▸ **Work to complete**:
Go through the records underneath and write each one out again exactly.

————————

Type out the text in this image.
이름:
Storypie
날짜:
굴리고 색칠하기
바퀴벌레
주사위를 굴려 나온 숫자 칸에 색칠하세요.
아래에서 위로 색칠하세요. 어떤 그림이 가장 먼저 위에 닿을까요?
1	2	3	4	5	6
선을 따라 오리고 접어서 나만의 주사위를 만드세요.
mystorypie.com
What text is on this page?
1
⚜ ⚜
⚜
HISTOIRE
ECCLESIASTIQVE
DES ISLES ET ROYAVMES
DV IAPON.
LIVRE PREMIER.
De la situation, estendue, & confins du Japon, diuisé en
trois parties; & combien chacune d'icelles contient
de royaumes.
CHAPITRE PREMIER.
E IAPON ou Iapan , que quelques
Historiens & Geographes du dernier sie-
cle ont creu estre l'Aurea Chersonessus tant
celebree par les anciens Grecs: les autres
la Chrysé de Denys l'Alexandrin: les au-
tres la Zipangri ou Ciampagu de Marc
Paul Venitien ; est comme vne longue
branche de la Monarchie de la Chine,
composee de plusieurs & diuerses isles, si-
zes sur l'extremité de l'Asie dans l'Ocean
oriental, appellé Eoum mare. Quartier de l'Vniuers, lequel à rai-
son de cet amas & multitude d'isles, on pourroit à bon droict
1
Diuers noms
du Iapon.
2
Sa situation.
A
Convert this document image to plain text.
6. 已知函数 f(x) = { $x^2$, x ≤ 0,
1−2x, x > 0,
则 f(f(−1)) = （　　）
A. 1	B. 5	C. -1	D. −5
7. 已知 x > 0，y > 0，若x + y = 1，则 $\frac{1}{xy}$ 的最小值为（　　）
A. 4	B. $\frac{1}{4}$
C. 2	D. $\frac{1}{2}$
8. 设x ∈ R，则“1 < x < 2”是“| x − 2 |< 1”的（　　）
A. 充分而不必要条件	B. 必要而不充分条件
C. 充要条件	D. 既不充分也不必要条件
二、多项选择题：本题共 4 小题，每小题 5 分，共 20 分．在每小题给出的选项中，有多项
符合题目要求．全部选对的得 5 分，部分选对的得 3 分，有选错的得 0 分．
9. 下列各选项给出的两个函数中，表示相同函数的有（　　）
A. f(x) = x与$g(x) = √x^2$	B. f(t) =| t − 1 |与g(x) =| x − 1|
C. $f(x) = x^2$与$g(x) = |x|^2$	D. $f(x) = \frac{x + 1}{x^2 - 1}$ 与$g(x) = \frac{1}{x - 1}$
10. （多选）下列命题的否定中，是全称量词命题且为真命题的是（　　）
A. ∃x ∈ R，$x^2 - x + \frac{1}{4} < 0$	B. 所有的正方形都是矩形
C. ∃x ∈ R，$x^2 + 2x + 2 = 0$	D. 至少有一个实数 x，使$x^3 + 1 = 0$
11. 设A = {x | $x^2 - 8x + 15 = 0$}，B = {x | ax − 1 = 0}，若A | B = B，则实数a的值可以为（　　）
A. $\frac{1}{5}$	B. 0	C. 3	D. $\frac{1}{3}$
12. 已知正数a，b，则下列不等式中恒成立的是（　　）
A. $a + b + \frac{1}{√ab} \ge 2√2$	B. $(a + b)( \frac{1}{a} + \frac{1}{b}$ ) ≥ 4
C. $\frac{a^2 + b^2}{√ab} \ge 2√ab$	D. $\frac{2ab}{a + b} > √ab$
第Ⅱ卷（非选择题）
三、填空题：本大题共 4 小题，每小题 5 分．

————————

▸ **Exercise solution**:
Type out the text in this image.
이름:
Storypie
날짜:
굴리고 색칠하기
바퀴벌레
주사위를 굴려 나온 숫자 칸에 색칠하세요.
아래에서 위로 색칠하세요. 어떤 그림이 가장 먼저 위에 닿을까요?
1	2	3	4	5	6
선을 따라 오리고 접어서 나만의 주사위를 만드세요.
mystorypie.com
What text is on this page?
1
⚜ ⚜
⚜
HISTOIRE
ECCLESIASTIQVE
DES ISLES ET ROYAVMES
DV IAPON.
LIVRE PREMIER.
De la situation, estendue, & confins du Japon, diuisé en
trois parties; & combien chacune d'icelles contient
de royaumes.
CHAPITRE PREMIER.
E IAPON ou Iapan , que quelques
Historiens & Geographes du dernier sie-
cle ont creu estre l'Aurea Chersonessus tant
celebree par les anciens Grecs: les autres
la Chrysé de Denys l'Alexandrin: les au-
tres la Zipangri ou Ciampagu de Marc
Paul Venitien ; est comme vne longue
branche de la Monarchie de la Chine,
composee de plusieurs & diuerses isles, si-
zes sur l'extremité de l'Asie dans l'Ocean
oriental, appellé Eoum mare. Quartier de l'Vniuers, lequel à rai-
son de cet amas & multitude d'isles, on pourroit à bon droict
1
Diuers noms
du Iapon.
2
Sa situation.
A
Convert this document image to plain text.
6. 已知函数 f(x) = { $x^2$, x ≤ 0,
1−2x, x > 0,
则 f(f(−1)) = （　　）
A. 1	B. 5	C. -1	D. −5
7. 已知 x > 0，y > 0，若x + y = 1，则 $\frac{1}{xy}$ 的最小值为（　　）
A. 4	B. $\frac{1}{4}$
C. 2	D. $\frac{1}{2}$
8. 设x ∈ R，则“1 < x < 2”是“| x − 2 |< 1”的（　　）
A. 充分而不必要条件	B. 必要而不充分条件
C. 充要条件	D. 既不充分也不必要条件
二、多项选择题：本题共 4 小题，每小题 5 分，共 20 分．在每小题给出的选项中，有多项
符合题目要求．全部选对的得 5 分，部分选对的得 3 分，有选错的得 0 分．
9. 下列各选项给出的两个函数中，表示相同函数的有（　　）
A. f(x) = x与$g(x) = √x^2$	B. f(t) =| t − 1 |与g(x) =| x − 1|
C. $f(x) = x^2$与$g(x) = |x|^2$	D. $f(x) = \frac{x + 1}{x^2 - 1}$ 与$g(x) = \frac{1}{x - 1}$
10. （多选）下列命题的否定中，是全称量词命题且为真命题的是（　　）
A. ∃x ∈ R，$x^2 - x + \frac{1}{4} < 0$	B. 所有的正方形都是矩形
C. ∃x ∈ R，$x^2 + 2x + 2 = 0$	D. 至少有一个实数 x，使$x^3 + 1 = 0$
11. 设A = {x | $x^2 - 8x + 15 = 0$}，B = {x | ax − 1 = 0}，若A | B = B，则实数a的值可以为（　　）
A. $\frac{1}{5}$	B. 0	C. 3	D. $\frac{1}{3}$
12. 已知正数a，b，则下列不等式中恒成立的是（　　）
A. $a + b + \frac{1}{√ab} \ge 2√2$	B. $(a + b)( \frac{1}{a} + \frac{1}{b}$ ) ≥ 4
C. $\frac{a^2 + b^2}{√ab} \ge 2√ab$	D. $\frac{2ab}{a + b} > √ab$
第Ⅱ卷（非选择题）
三、填空题：本大题共 4 小题，每小题 5 分．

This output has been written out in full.